When using side drilled briolettes, I end up creating a wire loop at
the top of the briolette (for attaching to a jump ring or
necklace/bracelet link) using wire inserted through the briolette
side hole. Alltough easy to do, on more expensive stones, I would
like to do something “dressier”. I have looked at “pinch bails” but
wonder how well they hold the stone without some sort of glue. Also,
I am sometimes using quite a few snaller briolettes in a short space
of chain so I am not sure you can even use that many "pinch bails"
in such a small space. I have looked at bead end caps but they are
too wide for the top of the briolette. Cones would also not be an
option because it would add too much weight and metal “color” and
take the focus away ftom the stone. So does anyone have any
suggestions on how to dress up a briolette attachment?


#2
So does anyone have any suggestions on how to dress up a briolette
attachment? 

Catherine - couldn’t you just string them with small pearls between
the briolettes - not sure what you are designing with them - you
could use small silver or gold beads as well. K


#3

Hello, Catherine,

Once when I’d used small briolettes, I topped them with vintage
glass seed beads from the 1900’s to the 1960’s. The holes in the
glass beads were wider than the tip of the briolette, and sat nicely
over the top of the briolette. I then completed the wire wrapping,
hiding the end of the wire under the glass bead. People loved the
combination of vintage glass with faceted gemstone- someone said the
piece looked “Egyptian”. You could try this with gold or silver
donut beads in small sizes, or with other gemstone beads, or glass
beads - if they work with your design.

You could also saw a bicone bead in half, if you prefer a bead cap.

Good luck,
Susannah Page-Garcia
Moonshine Metal Creations


#4

Catherine, I have some Chinese jade earrings bought years ago while
on a trip to Hong Kong. They are a teardrop of jade with a small
tapered gold cone on top. The stone is secured by a minute and
insignificant rivet through the cone. The cone has 4 downward facing
points on it. If you had only two points on each side instead of
four, the rivet going through these, the metal would be hardly
noticeable, and much more dressy than the bare wire going up to the
top of the briolette.

* _Data section_
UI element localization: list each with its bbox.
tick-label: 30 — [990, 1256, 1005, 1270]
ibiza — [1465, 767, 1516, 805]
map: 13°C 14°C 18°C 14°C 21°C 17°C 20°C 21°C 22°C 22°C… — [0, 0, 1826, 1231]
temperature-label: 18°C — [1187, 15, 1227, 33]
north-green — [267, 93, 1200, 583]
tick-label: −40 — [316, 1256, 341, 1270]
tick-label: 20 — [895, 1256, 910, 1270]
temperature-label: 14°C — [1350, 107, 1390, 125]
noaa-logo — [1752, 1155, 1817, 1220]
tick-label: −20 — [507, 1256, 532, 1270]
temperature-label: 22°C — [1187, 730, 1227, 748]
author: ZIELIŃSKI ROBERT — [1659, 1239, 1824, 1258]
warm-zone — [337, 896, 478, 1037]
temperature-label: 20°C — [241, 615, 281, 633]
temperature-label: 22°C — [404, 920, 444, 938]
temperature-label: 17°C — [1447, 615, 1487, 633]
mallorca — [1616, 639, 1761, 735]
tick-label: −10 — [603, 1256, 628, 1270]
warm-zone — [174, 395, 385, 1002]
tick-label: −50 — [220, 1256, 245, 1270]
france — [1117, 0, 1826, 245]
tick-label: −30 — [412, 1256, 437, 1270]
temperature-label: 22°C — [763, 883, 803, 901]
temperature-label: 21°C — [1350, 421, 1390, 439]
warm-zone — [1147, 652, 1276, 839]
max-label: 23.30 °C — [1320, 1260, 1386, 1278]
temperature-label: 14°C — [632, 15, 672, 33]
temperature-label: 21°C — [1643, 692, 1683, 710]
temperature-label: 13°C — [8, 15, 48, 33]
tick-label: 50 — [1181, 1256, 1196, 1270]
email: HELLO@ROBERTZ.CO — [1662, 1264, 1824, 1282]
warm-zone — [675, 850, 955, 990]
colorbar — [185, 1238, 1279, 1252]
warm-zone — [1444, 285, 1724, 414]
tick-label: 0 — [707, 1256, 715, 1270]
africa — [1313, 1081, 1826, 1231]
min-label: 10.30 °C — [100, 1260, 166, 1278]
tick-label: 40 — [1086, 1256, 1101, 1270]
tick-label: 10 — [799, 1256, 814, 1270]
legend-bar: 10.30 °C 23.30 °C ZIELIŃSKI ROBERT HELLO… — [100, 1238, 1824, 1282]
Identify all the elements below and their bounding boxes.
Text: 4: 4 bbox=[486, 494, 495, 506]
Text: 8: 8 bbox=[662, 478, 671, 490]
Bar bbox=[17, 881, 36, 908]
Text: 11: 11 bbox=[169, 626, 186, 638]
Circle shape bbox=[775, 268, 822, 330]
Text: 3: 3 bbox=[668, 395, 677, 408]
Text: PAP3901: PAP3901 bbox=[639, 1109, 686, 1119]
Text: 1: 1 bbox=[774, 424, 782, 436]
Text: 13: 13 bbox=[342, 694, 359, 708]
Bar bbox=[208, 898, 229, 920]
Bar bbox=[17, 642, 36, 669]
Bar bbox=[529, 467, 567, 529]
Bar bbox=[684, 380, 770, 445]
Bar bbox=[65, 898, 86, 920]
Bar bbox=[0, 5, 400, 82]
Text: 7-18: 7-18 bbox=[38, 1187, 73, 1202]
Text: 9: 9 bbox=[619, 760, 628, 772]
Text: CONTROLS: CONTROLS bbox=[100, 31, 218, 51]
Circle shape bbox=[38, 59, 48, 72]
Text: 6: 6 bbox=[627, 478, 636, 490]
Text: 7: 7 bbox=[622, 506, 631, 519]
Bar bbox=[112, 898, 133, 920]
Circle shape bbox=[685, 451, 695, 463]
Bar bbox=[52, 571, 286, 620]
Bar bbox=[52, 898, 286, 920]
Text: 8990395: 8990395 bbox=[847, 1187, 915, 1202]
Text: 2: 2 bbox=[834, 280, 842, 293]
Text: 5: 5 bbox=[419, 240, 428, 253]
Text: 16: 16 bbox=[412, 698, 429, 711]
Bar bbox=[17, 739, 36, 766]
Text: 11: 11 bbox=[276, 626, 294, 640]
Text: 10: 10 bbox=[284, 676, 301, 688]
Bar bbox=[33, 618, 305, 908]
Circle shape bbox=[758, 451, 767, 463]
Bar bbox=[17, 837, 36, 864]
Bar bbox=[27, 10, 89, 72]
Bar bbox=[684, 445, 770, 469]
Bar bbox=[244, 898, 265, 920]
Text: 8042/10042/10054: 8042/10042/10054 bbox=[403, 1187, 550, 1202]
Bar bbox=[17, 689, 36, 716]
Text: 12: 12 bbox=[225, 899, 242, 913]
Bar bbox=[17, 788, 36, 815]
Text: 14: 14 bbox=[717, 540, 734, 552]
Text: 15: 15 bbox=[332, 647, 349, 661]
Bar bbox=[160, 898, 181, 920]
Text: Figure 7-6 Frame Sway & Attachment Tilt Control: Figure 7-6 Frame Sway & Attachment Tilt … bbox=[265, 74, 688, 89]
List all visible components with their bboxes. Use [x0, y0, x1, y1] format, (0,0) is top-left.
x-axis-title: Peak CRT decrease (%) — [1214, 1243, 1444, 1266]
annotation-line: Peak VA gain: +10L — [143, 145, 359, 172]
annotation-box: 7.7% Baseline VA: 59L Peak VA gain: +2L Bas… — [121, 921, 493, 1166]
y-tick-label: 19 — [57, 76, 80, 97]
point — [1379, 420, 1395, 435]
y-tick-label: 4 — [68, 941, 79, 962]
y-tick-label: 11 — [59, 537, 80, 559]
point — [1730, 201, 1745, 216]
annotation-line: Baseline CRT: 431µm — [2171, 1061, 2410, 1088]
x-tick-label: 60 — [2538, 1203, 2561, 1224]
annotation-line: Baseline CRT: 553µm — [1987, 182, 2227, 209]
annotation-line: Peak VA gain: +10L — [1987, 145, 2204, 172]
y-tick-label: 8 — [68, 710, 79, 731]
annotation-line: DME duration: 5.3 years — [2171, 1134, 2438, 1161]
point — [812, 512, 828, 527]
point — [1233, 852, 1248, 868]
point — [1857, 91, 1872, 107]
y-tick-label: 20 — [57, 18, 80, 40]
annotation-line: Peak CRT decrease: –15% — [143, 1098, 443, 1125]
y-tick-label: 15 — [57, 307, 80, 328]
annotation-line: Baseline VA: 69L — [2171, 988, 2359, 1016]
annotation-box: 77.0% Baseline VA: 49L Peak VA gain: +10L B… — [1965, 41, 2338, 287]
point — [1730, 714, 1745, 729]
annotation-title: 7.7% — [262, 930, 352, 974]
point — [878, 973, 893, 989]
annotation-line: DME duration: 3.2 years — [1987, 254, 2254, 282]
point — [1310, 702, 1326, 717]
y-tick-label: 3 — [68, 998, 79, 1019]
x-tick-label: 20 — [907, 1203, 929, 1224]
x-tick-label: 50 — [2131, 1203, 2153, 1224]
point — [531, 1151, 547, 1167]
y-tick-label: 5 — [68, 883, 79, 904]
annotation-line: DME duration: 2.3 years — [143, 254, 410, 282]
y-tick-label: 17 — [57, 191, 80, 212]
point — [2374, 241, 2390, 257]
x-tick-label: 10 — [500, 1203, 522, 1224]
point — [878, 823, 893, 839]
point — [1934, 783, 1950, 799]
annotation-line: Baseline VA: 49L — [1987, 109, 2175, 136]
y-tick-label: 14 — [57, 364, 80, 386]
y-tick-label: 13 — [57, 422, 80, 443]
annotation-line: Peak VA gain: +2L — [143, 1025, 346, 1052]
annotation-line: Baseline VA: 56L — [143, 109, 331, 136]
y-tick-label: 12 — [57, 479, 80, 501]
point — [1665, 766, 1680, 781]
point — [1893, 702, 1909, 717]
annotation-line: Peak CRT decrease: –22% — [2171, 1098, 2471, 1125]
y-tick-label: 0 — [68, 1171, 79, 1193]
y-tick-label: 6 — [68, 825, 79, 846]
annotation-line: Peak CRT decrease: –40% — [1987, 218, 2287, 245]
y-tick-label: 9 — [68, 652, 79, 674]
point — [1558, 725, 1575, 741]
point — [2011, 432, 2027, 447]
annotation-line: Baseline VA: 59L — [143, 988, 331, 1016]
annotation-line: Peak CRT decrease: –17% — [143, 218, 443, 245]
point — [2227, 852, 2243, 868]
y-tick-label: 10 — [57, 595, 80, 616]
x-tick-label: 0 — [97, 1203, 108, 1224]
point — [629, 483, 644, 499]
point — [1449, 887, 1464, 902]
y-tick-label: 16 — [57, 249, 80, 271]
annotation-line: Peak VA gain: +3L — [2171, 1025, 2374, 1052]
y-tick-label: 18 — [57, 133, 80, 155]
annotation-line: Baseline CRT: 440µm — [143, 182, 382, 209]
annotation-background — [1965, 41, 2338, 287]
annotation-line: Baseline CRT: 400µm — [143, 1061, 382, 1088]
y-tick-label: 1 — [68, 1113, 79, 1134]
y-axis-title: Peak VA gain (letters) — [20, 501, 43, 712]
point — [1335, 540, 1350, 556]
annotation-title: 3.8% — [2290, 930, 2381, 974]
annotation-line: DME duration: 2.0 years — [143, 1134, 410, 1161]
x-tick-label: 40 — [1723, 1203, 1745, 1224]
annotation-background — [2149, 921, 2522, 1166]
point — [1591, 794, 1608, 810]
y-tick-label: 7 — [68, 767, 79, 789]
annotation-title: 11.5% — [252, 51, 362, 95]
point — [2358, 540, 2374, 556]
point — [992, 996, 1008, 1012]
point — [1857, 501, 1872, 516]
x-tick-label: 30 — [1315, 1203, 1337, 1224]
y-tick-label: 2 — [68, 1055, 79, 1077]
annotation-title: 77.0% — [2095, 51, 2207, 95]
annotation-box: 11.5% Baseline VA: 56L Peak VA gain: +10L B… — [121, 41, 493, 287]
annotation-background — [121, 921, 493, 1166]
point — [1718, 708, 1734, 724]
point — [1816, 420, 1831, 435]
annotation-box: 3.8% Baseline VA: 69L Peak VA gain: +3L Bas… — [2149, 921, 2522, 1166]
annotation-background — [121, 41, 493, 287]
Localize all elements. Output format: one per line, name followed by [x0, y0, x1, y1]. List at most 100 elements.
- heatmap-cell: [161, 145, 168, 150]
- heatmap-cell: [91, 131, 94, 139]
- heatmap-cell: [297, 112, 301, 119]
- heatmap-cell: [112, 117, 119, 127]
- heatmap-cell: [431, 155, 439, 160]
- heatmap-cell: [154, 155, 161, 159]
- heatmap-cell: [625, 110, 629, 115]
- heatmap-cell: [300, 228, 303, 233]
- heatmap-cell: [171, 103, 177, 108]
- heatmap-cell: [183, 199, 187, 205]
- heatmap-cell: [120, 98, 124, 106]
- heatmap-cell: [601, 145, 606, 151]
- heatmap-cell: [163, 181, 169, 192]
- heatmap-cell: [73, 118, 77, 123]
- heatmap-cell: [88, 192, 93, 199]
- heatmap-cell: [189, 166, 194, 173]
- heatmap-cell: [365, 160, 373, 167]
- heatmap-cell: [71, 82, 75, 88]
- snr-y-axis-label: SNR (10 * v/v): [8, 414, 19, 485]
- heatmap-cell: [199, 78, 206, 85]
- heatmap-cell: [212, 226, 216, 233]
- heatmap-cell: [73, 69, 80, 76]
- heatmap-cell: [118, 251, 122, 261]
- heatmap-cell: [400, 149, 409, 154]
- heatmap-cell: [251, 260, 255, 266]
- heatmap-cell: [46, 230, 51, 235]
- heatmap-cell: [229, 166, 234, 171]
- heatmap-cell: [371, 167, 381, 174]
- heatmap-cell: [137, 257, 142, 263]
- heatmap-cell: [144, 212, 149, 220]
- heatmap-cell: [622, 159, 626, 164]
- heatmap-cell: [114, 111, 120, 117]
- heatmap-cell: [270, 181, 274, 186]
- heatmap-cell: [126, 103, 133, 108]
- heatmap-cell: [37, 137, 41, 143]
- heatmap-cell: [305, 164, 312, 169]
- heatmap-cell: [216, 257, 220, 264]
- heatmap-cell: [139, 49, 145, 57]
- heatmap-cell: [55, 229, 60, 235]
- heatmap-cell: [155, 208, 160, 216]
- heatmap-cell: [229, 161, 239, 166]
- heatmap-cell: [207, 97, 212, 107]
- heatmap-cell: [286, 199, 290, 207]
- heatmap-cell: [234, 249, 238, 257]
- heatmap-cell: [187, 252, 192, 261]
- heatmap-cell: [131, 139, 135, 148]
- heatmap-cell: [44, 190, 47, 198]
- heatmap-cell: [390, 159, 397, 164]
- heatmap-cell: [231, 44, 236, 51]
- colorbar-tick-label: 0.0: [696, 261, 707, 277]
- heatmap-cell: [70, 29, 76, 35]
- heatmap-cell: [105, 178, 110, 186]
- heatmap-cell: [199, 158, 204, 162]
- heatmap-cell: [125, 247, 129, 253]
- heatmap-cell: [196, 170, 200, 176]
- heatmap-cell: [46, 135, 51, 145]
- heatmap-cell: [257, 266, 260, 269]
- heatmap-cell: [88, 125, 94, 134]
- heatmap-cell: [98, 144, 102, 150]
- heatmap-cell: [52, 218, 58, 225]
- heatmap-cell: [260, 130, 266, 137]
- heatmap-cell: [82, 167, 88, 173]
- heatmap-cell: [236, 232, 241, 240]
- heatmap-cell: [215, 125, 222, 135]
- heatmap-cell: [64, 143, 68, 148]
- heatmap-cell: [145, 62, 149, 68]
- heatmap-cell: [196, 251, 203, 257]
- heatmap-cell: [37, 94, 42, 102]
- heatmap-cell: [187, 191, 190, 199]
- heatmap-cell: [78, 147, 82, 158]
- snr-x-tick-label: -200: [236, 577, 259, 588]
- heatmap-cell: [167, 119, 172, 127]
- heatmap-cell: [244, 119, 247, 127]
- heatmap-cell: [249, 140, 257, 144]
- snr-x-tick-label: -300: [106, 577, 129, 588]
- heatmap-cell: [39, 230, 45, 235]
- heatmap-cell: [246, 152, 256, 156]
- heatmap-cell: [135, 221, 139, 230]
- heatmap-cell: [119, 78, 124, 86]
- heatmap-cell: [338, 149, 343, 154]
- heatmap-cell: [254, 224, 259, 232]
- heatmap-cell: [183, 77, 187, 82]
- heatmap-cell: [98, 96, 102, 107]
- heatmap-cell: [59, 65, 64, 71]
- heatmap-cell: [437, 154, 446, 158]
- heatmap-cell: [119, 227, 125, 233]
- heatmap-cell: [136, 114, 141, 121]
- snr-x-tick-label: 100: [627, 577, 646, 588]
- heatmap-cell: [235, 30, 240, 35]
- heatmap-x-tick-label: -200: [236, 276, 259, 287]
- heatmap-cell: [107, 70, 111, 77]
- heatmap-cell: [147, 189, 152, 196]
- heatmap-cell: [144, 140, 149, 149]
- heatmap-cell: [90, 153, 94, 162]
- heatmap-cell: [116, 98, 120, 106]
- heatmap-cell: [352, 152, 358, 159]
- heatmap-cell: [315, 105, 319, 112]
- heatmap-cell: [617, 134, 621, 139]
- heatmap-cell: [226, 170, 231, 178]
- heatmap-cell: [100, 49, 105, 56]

* _What needs to be done_
In the briolette discussion, update everything from "in such a small" down to "a briolette attachment?" by replacing "bead end caps" with "metal bead caps", and give that passage again.

* _Written reply_
in such a small space. I have looked at metal bead caps but they are
too wide for the top of the briolette. Cones would also not be an
option because it would add too much weight and metal “color” and
take the focus away ftom the stone. So does anyone have any
suggestions on how to dress up a briolette attachment?